> [YOUR INSTRUCTIONS]: Every line of the records below should be restated exactly.

Dataset entries
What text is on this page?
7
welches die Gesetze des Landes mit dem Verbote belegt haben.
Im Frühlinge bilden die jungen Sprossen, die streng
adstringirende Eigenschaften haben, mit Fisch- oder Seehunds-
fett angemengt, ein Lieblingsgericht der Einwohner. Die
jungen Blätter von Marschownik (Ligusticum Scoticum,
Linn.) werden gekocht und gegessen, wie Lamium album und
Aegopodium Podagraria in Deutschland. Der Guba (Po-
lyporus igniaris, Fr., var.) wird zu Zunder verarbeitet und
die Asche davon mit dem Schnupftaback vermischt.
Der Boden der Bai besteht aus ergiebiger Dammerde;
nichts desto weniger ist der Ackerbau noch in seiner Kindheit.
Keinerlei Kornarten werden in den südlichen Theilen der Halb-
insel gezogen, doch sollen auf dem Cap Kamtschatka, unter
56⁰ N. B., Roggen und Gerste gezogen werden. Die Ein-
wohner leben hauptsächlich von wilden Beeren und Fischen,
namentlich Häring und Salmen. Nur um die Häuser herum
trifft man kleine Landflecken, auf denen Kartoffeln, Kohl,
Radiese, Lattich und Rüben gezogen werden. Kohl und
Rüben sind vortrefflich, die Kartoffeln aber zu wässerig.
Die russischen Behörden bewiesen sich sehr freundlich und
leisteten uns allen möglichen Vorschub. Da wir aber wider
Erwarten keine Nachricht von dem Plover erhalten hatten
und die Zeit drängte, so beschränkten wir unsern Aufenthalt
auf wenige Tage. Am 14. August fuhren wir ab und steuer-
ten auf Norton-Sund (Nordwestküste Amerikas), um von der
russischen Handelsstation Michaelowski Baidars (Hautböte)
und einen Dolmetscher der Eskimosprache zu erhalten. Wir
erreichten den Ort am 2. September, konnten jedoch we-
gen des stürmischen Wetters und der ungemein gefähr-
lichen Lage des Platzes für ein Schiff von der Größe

> [ANSWER TO THE TASK]:
What text is on this page?
7
welches die Gesetze des Landes mit dem Verbote belegt haben.
Im Frühlinge bilden die jungen Sprossen, die streng
adstringirende Eigenschaften haben, mit Fisch- oder Seehunds-
fett angemengt, ein Lieblingsgericht der Einwohner. Die
jungen Blätter von Marschownik (Ligusticum Scoticum,
Linn.) werden gekocht und gegessen, wie Lamium album und
Aegopodium Podagraria in Deutschland. Der Guba (Po-
lyporus igniaris, Fr., var.) wird zu Zunder verarbeitet und
die Asche davon mit dem Schnupftaback vermischt.
Der Boden der Bai besteht aus ergiebiger Dammerde;
nichts desto weniger ist der Ackerbau noch in seiner Kindheit.
Keinerlei Kornarten werden in den südlichen Theilen der Halb-
insel gezogen, doch sollen auf dem Cap Kamtschatka, unter
56⁰ N. B., Roggen und Gerste gezogen werden. Die Ein-
wohner leben hauptsächlich von wilden Beeren und Fischen,
namentlich Häring und Salmen. Nur um die Häuser herum
trifft man kleine Landflecken, auf denen Kartoffeln, Kohl,
Radiese, Lattich und Rüben gezogen werden. Kohl und
Rüben sind vortrefflich, die Kartoffeln aber zu wässerig.
Die russischen Behörden bewiesen sich sehr freundlich und
leisteten uns allen möglichen Vorschub. Da wir aber wider
Erwarten keine Nachricht von dem Plover erhalten hatten
und die Zeit drängte, so beschränkten wir unsern Aufenthalt
auf wenige Tage. Am 14. August fuhren wir ab und steuer-
ten auf Norton-Sund (Nordwestküste Amerikas), um von der
russischen Handelsstation Michaelowski Baidars (Hautböte)
und einen Dolmetscher der Eskimosprache zu erhalten. Wir
erreichten den Ort am 2. September, konnten jedoch we-
gen des stürmischen Wetters und der ungemein gefähr-
lichen Lage des Platzes für ein Schiff von der Größe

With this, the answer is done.